Every record must be reproduced exactly. Leave none out.

Extracted data entries:
::::::::::

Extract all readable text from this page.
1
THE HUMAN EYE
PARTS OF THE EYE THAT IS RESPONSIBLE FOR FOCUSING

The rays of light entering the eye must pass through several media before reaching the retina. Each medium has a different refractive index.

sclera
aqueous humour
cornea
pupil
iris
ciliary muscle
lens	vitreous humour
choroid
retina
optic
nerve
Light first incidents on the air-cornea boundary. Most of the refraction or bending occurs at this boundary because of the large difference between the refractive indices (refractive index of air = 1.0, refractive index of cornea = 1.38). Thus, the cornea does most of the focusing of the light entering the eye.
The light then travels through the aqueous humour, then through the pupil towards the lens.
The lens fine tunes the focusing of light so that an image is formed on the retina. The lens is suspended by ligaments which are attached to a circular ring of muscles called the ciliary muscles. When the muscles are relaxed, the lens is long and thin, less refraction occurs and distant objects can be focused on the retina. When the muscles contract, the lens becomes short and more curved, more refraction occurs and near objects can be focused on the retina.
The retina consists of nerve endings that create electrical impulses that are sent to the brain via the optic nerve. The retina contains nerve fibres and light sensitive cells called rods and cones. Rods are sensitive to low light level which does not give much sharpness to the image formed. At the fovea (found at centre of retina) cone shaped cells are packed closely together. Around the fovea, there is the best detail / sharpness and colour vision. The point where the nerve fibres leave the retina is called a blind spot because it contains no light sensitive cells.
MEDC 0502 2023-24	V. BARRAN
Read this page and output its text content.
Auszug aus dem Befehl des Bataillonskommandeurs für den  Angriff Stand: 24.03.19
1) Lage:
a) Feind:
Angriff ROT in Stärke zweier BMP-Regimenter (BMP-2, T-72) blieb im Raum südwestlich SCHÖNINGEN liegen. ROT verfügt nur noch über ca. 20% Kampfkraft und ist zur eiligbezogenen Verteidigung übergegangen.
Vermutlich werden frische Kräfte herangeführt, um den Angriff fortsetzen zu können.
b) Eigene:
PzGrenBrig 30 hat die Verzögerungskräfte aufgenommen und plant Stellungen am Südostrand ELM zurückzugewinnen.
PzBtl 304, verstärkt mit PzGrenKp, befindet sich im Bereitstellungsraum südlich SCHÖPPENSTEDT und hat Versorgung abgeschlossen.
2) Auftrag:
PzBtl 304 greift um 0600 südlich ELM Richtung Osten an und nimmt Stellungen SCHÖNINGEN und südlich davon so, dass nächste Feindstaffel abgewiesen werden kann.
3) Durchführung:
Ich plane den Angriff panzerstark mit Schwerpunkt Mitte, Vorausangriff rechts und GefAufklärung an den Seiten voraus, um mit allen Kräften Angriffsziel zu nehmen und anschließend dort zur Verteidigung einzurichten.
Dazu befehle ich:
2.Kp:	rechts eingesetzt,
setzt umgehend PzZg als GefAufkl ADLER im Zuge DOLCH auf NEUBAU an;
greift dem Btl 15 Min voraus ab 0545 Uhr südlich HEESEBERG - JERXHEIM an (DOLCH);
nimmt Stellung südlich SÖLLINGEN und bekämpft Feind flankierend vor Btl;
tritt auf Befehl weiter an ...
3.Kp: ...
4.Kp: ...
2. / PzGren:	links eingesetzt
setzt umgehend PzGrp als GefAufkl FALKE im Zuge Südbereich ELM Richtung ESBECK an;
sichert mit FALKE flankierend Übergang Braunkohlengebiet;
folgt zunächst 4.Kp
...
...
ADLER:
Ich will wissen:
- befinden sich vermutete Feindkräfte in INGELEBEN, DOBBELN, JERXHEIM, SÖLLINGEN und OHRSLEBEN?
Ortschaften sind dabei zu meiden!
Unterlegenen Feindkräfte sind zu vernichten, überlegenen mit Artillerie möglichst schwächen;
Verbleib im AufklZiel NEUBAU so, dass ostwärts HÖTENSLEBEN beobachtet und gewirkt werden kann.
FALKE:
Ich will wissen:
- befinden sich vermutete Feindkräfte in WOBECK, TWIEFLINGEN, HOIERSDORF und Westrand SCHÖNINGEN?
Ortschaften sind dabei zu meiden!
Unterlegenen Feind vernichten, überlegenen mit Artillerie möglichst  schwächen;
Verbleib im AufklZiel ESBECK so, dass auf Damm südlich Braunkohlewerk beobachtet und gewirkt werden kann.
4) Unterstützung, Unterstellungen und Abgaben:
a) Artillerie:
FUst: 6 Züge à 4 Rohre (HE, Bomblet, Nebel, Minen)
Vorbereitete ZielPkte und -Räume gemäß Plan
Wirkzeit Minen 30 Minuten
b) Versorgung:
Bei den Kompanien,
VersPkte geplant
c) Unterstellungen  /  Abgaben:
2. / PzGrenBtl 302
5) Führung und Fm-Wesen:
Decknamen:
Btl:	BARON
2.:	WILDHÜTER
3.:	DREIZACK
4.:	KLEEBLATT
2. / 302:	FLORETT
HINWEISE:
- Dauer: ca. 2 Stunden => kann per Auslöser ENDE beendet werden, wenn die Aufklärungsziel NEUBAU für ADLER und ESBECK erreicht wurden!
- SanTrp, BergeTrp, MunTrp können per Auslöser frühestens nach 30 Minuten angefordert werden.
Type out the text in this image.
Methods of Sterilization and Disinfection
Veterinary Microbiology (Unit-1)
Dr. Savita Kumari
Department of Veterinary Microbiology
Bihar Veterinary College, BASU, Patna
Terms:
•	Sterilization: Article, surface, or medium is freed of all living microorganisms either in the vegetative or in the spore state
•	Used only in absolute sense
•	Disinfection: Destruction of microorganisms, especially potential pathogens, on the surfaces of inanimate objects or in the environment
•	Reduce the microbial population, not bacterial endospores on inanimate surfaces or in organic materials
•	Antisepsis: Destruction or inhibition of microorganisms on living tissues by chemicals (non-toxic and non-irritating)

::::::::::

Task response —
Extract all readable text from this page.
1
THE HUMAN EYE
PARTS OF THE EYE THAT IS RESPONSIBLE FOR FOCUSING

The rays of light entering the eye must pass through several media before reaching the retina. Each medium has a different refractive index.

sclera
aqueous humour
cornea
pupil
iris
ciliary muscle
lens	vitreous humour
choroid
retina
optic
nerve
Light first incidents on the air-cornea boundary. Most of the refraction or bending occurs at this boundary because of the large difference between the refractive indices (refractive index of air = 1.0, refractive index of cornea = 1.38). Thus, the cornea does most of the focusing of the light entering the eye.
The light then travels through the aqueous humour, then through the pupil towards the lens.
The lens fine tunes the focusing of light so that an image is formed on the retina. The lens is suspended by ligaments which are attached to a circular ring of muscles called the ciliary muscles. When the muscles are relaxed, the lens is long and thin, less refraction occurs and distant objects can be focused on the retina. When the muscles contract, the lens becomes short and more curved, more refraction occurs and near objects can be focused on the retina.
The retina consists of nerve endings that create electrical impulses that are sent to the brain via the optic nerve. The retina contains nerve fibres and light sensitive cells called rods and cones. Rods are sensitive to low light level which does not give much sharpness to the image formed. At the fovea (found at centre of retina) cone shaped cells are packed closely together. Around the fovea, there is the best detail / sharpness and colour vision. The point where the nerve fibres leave the retina is called a blind spot because it contains no light sensitive cells.
MEDC 0502 2023-24	V. BARRAN
Read this page and output its text content.
Auszug aus dem Befehl des Bataillonskommandeurs für den  Angriff Stand: 24.03.19
1) Lage:
a) Feind:
Angriff ROT in Stärke zweier BMP-Regimenter (BMP-2, T-72) blieb im Raum südwestlich SCHÖNINGEN liegen. ROT verfügt nur noch über ca. 20% Kampfkraft und ist zur eiligbezogenen Verteidigung übergegangen.
Vermutlich werden frische Kräfte herangeführt, um den Angriff fortsetzen zu können.
b) Eigene:
PzGrenBrig 30 hat die Verzögerungskräfte aufgenommen und plant Stellungen am Südostrand ELM zurückzugewinnen.
PzBtl 304, verstärkt mit PzGrenKp, befindet sich im Bereitstellungsraum südlich SCHÖPPENSTEDT und hat Versorgung abgeschlossen.
2) Auftrag:
PzBtl 304 greift um 0600 südlich ELM Richtung Osten an und nimmt Stellungen SCHÖNINGEN und südlich davon so, dass nächste Feindstaffel abgewiesen werden kann.
3) Durchführung:
Ich plane den Angriff panzerstark mit Schwerpunkt Mitte, Vorausangriff rechts und GefAufklärung an den Seiten voraus, um mit allen Kräften Angriffsziel zu nehmen und anschließend dort zur Verteidigung einzurichten.
Dazu befehle ich:
2.Kp:	rechts eingesetzt,
setzt umgehend PzZg als GefAufkl ADLER im Zuge DOLCH auf NEUBAU an;
greift dem Btl 15 Min voraus ab 0545 Uhr südlich HEESEBERG - JERXHEIM an (DOLCH);
nimmt Stellung südlich SÖLLINGEN und bekämpft Feind flankierend vor Btl;
tritt auf Befehl weiter an ...
3.Kp: ...
4.Kp: ...
2. / PzGren:	links eingesetzt
setzt umgehend PzGrp als GefAufkl FALKE im Zuge Südbereich ELM Richtung ESBECK an;
sichert mit FALKE flankierend Übergang Braunkohlengebiet;
folgt zunächst 4.Kp
...
...
ADLER:
Ich will wissen:
- befinden sich vermutete Feindkräfte in INGELEBEN, DOBBELN, JERXHEIM, SÖLLINGEN und OHRSLEBEN?
Ortschaften sind dabei zu meiden!
Unterlegenen Feindkräfte sind zu vernichten, überlegenen mit Artillerie möglichst schwächen;
Verbleib im AufklZiel NEUBAU so, dass ostwärts HÖTENSLEBEN beobachtet und gewirkt werden kann.
FALKE:
Ich will wissen:
- befinden sich vermutete Feindkräfte in WOBECK, TWIEFLINGEN, HOIERSDORF und Westrand SCHÖNINGEN?
Ortschaften sind dabei zu meiden!
Unterlegenen Feind vernichten, überlegenen mit Artillerie möglichst  schwächen;
Verbleib im AufklZiel ESBECK so, dass auf Damm südlich Braunkohlewerk beobachtet und gewirkt werden kann.
4) Unterstützung, Unterstellungen und Abgaben:
a) Artillerie:
FUst: 6 Züge à 4 Rohre (HE, Bomblet, Nebel, Minen)
Vorbereitete ZielPkte und -Räume gemäß Plan
Wirkzeit Minen 30 Minuten
b) Versorgung:
Bei den Kompanien,
VersPkte geplant
c) Unterstellungen  /  Abgaben:
2. / PzGrenBtl 302
5) Führung und Fm-Wesen:
Decknamen:
Btl:	BARON
2.:	WILDHÜTER
3.:	DREIZACK
4.:	KLEEBLATT
2. / 302:	FLORETT
HINWEISE:
- Dauer: ca. 2 Stunden => kann per Auslöser ENDE beendet werden, wenn die Aufklärungsziel NEUBAU für ADLER und ESBECK erreicht wurden!
- SanTrp, BergeTrp, MunTrp können per Auslöser frühestens nach 30 Minuten angefordert werden.
Type out the text in this image.
Methods of Sterilization and Disinfection
Veterinary Microbiology (Unit-1)
Dr. Savita Kumari
Department of Veterinary Microbiology
Bihar Veterinary College, BASU, Patna
Terms:
•	Sterilization: Article, surface, or medium is freed of all living microorganisms either in the vegetative or in the spore state
•	Used only in absolute sense
•	Disinfection: Destruction of microorganisms, especially potential pathogens, on the surfaces of inanimate objects or in the environment
•	Reduce the microbial population, not bacterial endospores on inanimate surfaces or in organic materials
•	Antisepsis: Destruction or inhibition of microorganisms on living tissues by chemicals (non-toxic and non-irritating)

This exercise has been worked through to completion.